◆ Aim of the exercise:
Print all the records exactly, please.

Stored items
------------------------------------------------------------------------

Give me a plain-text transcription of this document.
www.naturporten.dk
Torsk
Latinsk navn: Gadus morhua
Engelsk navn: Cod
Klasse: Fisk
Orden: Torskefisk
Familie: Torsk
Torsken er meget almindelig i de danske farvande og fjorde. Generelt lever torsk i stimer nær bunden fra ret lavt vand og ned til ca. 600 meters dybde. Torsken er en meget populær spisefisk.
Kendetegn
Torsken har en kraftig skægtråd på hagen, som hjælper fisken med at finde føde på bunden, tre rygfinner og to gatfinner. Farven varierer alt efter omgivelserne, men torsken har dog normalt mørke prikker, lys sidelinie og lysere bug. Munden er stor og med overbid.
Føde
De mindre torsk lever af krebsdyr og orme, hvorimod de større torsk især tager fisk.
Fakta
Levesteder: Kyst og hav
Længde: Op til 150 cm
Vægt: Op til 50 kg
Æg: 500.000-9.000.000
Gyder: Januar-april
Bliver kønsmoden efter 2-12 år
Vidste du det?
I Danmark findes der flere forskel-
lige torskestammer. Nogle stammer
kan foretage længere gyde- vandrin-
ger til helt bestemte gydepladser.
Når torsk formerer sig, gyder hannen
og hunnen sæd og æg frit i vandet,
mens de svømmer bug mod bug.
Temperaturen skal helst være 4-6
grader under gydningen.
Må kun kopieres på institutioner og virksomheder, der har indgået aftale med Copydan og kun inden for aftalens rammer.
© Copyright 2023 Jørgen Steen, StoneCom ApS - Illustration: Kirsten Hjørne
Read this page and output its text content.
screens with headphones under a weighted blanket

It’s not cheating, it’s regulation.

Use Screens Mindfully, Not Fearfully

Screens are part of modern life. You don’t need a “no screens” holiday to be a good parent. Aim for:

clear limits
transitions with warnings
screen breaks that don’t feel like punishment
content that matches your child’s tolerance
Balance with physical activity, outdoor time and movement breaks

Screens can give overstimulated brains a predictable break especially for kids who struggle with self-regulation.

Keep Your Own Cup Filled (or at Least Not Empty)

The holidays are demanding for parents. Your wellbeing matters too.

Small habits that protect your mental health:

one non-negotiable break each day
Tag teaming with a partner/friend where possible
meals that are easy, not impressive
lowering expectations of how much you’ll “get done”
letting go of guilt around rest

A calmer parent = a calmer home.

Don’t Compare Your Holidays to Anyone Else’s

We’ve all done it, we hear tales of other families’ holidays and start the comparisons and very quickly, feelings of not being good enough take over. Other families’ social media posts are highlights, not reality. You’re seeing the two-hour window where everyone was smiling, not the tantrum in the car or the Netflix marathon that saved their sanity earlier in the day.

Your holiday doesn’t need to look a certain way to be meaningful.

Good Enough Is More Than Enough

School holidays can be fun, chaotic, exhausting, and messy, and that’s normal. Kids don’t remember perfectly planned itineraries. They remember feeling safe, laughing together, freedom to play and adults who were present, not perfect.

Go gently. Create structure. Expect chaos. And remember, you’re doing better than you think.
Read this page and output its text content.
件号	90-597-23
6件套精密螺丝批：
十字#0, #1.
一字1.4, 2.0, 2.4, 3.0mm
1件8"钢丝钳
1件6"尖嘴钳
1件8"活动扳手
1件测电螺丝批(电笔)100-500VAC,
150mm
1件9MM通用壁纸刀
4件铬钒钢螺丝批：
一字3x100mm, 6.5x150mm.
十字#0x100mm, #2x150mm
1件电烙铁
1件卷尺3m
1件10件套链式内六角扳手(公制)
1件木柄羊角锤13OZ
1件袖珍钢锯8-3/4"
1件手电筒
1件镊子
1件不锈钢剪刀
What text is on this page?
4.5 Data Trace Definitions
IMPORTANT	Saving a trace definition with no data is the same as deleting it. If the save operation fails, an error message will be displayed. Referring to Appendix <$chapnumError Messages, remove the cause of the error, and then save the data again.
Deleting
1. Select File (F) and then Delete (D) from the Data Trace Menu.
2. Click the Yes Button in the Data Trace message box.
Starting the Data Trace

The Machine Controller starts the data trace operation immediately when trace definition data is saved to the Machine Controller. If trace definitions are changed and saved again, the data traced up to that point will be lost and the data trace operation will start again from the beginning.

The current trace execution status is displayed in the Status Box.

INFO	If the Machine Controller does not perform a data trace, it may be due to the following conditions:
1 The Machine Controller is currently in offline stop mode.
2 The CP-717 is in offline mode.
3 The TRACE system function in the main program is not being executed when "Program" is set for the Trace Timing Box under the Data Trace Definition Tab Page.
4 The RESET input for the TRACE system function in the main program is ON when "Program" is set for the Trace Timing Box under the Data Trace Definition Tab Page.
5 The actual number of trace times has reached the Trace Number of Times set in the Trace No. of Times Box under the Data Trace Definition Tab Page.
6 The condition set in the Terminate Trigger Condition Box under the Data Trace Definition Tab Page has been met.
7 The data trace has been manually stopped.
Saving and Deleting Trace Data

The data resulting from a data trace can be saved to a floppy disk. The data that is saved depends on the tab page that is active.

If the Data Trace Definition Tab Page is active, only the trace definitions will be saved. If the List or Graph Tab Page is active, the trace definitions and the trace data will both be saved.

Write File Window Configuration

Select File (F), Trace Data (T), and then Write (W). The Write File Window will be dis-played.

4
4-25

------------------------------------------------------------------------

◆ Answer to the task:
Give me a plain-text transcription of this document.
www.naturporten.dk
Torsk
Latinsk navn: Gadus morhua
Engelsk navn: Cod
Klasse: Fisk
Orden: Torskefisk
Familie: Torsk
Torsken er meget almindelig i de danske farvande og fjorde. Generelt lever torsk i stimer nær bunden fra ret lavt vand og ned til ca. 600 meters dybde. Torsken er en meget populær spisefisk.
Kendetegn
Torsken har en kraftig skægtråd på hagen, som hjælper fisken med at finde føde på bunden, tre rygfinner og to gatfinner. Farven varierer alt efter omgivelserne, men torsken har dog normalt mørke prikker, lys sidelinie og lysere bug. Munden er stor og med overbid.
Føde
De mindre torsk lever af krebsdyr og orme, hvorimod de større torsk især tager fisk.
Fakta
Levesteder: Kyst og hav
Længde: Op til 150 cm
Vægt: Op til 50 kg
Æg: 500.000-9.000.000
Gyder: Januar-april
Bliver kønsmoden efter 2-12 år
Vidste du det?
I Danmark findes der flere forskel-
lige torskestammer. Nogle stammer
kan foretage længere gyde- vandrin-
ger til helt bestemte gydepladser.
Når torsk formerer sig, gyder hannen
og hunnen sæd og æg frit i vandet,
mens de svømmer bug mod bug.
Temperaturen skal helst være 4-6
grader under gydningen.
Må kun kopieres på institutioner og virksomheder, der har indgået aftale med Copydan og kun inden for aftalens rammer.
© Copyright 2023 Jørgen Steen, StoneCom ApS - Illustration: Kirsten Hjørne
Read this page and output its text content.
screens with headphones under a weighted blanket

It’s not cheating, it’s regulation.

Use Screens Mindfully, Not Fearfully

Screens are part of modern life. You don’t need a “no screens” holiday to be a good parent. Aim for:

clear limits
transitions with warnings
screen breaks that don’t feel like punishment
content that matches your child’s tolerance
Balance with physical activity, outdoor time and movement breaks

Screens can give overstimulated brains a predictable break especially for kids who struggle with self-regulation.

Keep Your Own Cup Filled (or at Least Not Empty)

The holidays are demanding for parents. Your wellbeing matters too.

Small habits that protect your mental health:

one non-negotiable break each day
Tag teaming with a partner/friend where possible
meals that are easy, not impressive
lowering expectations of how much you’ll “get done”
letting go of guilt around rest

A calmer parent = a calmer home.

Don’t Compare Your Holidays to Anyone Else’s

We’ve all done it, we hear tales of other families’ holidays and start the comparisons and very quickly, feelings of not being good enough take over. Other families’ social media posts are highlights, not reality. You’re seeing the two-hour window where everyone was smiling, not the tantrum in the car or the Netflix marathon that saved their sanity earlier in the day.

Your holiday doesn’t need to look a certain way to be meaningful.

Good Enough Is More Than Enough

School holidays can be fun, chaotic, exhausting, and messy, and that’s normal. Kids don’t remember perfectly planned itineraries. They remember feeling safe, laughing together, freedom to play and adults who were present, not perfect.

Go gently. Create structure. Expect chaos. And remember, you’re doing better than you think.
Read this page and output its text content.
件号	90-597-23
6件套精密螺丝批：
十字#0, #1.
一字1.4, 2.0, 2.4, 3.0mm
1件8"钢丝钳
1件6"尖嘴钳
1件8"活动扳手
1件测电螺丝批(电笔)100-500VAC,
150mm
1件9MM通用壁纸刀
4件铬钒钢螺丝批：
一字3x100mm, 6.5x150mm.
十字#0x100mm, #2x150mm
1件电烙铁
1件卷尺3m
1件10件套链式内六角扳手(公制)
1件木柄羊角锤13OZ
1件袖珍钢锯8-3/4"
1件手电筒
1件镊子
1件不锈钢剪刀
What text is on this page?
4.5 Data Trace Definitions
IMPORTANT	Saving a trace definition with no data is the same as deleting it. If the save operation fails, an error message will be displayed. Referring to Appendix <$chapnumError Messages, remove the cause of the error, and then save the data again.
Deleting
1. Select File (F) and then Delete (D) from the Data Trace Menu.
2. Click the Yes Button in the Data Trace message box.
Starting the Data Trace

The Machine Controller starts the data trace operation immediately when trace definition data is saved to the Machine Controller. If trace definitions are changed and saved again, the data traced up to that point will be lost and the data trace operation will start again from the beginning.

The current trace execution status is displayed in the Status Box.

INFO	If the Machine Controller does not perform a data trace, it may be due to the following conditions:
1 The Machine Controller is currently in offline stop mode.
2 The CP-717 is in offline mode.
3 The TRACE system function in the main program is not being executed when "Program" is set for the Trace Timing Box under the Data Trace Definition Tab Page.
4 The RESET input for the TRACE system function in the main program is ON when "Program" is set for the Trace Timing Box under the Data Trace Definition Tab Page.
5 The actual number of trace times has reached the Trace Number of Times set in the Trace No. of Times Box under the Data Trace Definition Tab Page.
6 The condition set in the Terminate Trigger Condition Box under the Data Trace Definition Tab Page has been met.
7 The data trace has been manually stopped.
Saving and Deleting Trace Data

The data resulting from a data trace can be saved to a floppy disk. The data that is saved depends on the tab page that is active.

If the Data Trace Definition Tab Page is active, only the trace definitions will be saved. If the List or Graph Tab Page is active, the trace definitions and the trace data will both be saved.

Write File Window Configuration

Select File (F), Trace Data (T), and then Write (W). The Write File Window will be dis-played.

4
4-25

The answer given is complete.